## [PROBLEM TO SOLVE]
According to the AD781 datasheet excerpt, what temperature range is the A grade device specified for?

## [EXCERPT TO READ]
..........

The low power dissipation, 8-pin mini-DIP package and
completeness make the AD781 ideal for highly compact board
layouts. The AD781 will acquire a full-scale input in less than
700 ns and retain the held value with a droop rate of 0.01 µV/µs.
Excellent linearity and hold mode dc and dynamic performance
make the AD781 ideal for 12- and 14-bit high speed analog-
to-digital converters.
The AD781 is manufactured on Analog Devices’ BiMOS
process which merges high performance, low noise bipolar
circuitry with low power CMOS to provide an accurate, high
speed, low power SHA.
The AD781 is specified for three temperature ranges. The J
grade device is specified for operation from 0°C to +70°C, the A
grade from –40°C to +85°C and the S grade from –55°C to
+125°C. The J and A grades are available in 8-pin plastic DIP
packages. The S grade is available in an 8-pin cerdip package.
*Protected by U.S. Patent No. 4,962,325.
PRODUCT HIGHLIGHTS
1. Fast acquisition time (700 ns), low aperture jitter (75 ps) and
fully specified hold mode distortion make the AD781 an
ideal SHA for sampling systems.
2. Low droop (0.01 µV/µs) and internally compensated hold
mode error results in superior system accuracy.
3. Low power (95 mW typical), complete functionality and
small size make the AD781 an ideal choice for a variety of
high performance, low power applications.
4. The AD781 requires no external components or adjustments.
5. Excellent choice as a front-end SHA for high speed analog-
to-digital converters such as the AD671, AD7586, AD674B,
AD774B, AD7572 and AD7672.
6. Fully specified and tested hold mode distortion guarantees
the performance of the SHA in sampled data systems.
7. The AD781 is available in versions compliant with MIL-
STD-883. Refer to the Analog Devices Military Products
Databook or current AD781/883B data sheet for detailed
specifications.
REV. A
Information furnished by Analog Devices is believed to be accurate and
reliable. However, no responsibility is assumed by Analog Devices for its
use, nor for any infringements of patents or other rights of third parties
which may result from its use. No license is granted by implication or
otherwise under any patent or patent rights of Analog Devices.
One Technology Way, P.O. Box 9106, Norwood, MA 02062-9106, U.S.A.
Tel: 617/329-4700
Fax: 617/326-8703
1 page  
AD781
DEFINITIONS OF SPECIFICATIONS
Acquisition Time—The length of time that the SHA must
remain in the sample mode in order to acquire a full-scale input
step to a given level of accuracy.
Small Signal Bandwidth—The frequency at which the held
output amplitude is 3 dB below the input amplitude, under an
input condition of a 100 mV p-p sine wave.
Full Power Bandwidth—The frequency at which the held
output amplitude is 3 dB below the input amplitude, under an
input condition of a 10 V p-p sine wave.

..........

## [RECORDS]
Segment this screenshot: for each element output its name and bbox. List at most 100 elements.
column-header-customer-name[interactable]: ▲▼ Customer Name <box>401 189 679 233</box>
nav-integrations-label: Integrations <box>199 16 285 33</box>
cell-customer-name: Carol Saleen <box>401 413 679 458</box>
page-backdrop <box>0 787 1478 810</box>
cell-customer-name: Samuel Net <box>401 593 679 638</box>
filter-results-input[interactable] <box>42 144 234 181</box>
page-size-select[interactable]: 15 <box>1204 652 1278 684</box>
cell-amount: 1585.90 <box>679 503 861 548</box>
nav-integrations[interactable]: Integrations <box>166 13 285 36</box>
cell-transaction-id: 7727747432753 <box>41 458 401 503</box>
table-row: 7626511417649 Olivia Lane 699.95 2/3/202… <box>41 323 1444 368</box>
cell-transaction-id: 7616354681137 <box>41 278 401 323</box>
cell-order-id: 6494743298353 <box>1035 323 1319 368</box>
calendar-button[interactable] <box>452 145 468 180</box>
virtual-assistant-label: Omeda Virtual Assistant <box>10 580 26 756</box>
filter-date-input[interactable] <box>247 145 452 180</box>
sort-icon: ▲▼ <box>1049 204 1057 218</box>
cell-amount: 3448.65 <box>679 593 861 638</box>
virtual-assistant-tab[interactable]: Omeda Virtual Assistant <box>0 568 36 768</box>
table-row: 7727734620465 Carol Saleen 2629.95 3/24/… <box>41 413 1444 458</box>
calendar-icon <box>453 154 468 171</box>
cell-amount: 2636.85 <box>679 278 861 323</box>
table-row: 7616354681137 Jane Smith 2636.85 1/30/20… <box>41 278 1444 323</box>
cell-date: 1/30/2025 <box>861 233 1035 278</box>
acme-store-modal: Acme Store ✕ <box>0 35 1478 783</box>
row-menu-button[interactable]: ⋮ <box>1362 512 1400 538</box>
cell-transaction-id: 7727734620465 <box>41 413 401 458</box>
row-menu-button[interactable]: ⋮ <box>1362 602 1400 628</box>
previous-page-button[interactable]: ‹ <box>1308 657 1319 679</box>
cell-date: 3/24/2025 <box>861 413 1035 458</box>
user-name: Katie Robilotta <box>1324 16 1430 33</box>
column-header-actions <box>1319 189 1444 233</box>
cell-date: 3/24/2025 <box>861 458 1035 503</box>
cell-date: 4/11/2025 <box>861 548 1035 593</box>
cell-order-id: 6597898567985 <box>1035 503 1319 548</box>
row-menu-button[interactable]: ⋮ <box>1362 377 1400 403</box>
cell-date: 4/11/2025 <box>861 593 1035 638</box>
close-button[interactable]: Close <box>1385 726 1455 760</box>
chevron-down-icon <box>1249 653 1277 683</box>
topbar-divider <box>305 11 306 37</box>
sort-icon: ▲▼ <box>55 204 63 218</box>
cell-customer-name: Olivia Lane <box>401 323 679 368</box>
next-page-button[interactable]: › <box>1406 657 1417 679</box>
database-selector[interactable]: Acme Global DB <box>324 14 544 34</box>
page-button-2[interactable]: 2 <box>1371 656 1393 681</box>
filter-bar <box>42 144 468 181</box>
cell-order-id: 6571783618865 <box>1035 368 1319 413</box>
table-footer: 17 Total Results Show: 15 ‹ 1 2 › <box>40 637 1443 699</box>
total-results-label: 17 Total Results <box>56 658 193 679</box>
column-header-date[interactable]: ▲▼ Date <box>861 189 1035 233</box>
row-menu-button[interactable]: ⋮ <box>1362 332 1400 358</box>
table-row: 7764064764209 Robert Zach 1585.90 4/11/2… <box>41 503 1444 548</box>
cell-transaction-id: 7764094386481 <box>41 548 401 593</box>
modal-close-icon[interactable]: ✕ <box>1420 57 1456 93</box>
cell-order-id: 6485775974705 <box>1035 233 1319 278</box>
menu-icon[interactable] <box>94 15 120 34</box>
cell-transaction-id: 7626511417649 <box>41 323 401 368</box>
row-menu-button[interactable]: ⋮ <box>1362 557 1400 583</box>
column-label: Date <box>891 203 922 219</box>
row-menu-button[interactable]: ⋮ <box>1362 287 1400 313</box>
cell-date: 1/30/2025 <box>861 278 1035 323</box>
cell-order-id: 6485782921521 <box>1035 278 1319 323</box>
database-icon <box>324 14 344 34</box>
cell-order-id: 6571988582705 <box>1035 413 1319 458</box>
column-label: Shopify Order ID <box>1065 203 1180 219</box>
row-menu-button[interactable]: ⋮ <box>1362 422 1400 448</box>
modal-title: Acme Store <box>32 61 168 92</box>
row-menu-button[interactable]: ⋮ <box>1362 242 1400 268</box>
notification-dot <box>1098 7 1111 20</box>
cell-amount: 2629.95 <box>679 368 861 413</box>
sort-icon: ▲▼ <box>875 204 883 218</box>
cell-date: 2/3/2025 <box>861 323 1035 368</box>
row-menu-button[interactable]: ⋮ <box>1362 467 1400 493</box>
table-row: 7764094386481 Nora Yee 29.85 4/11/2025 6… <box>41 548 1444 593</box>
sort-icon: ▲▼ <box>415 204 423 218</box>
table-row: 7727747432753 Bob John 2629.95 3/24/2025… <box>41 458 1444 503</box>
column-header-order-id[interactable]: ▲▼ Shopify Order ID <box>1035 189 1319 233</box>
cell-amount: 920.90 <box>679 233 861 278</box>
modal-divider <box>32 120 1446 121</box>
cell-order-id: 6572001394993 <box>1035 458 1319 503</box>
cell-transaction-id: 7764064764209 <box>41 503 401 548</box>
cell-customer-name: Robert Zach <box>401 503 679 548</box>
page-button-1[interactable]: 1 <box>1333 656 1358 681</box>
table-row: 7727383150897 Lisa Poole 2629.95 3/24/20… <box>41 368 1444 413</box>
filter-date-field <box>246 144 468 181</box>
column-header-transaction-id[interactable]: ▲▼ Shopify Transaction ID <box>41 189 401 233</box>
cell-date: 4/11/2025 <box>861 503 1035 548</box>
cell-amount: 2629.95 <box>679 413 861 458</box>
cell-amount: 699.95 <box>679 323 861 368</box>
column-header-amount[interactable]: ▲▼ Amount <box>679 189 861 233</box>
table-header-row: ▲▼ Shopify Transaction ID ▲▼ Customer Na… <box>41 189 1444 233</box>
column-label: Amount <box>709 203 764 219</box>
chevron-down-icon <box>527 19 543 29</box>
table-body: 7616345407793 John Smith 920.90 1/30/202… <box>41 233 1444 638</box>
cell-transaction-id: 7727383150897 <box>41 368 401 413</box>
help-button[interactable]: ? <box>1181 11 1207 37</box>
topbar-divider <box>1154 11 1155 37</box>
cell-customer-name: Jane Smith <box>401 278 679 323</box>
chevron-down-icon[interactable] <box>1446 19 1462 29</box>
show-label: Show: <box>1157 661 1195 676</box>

..........

## [COMPLETE RESPONSE]
–40°C to +85°C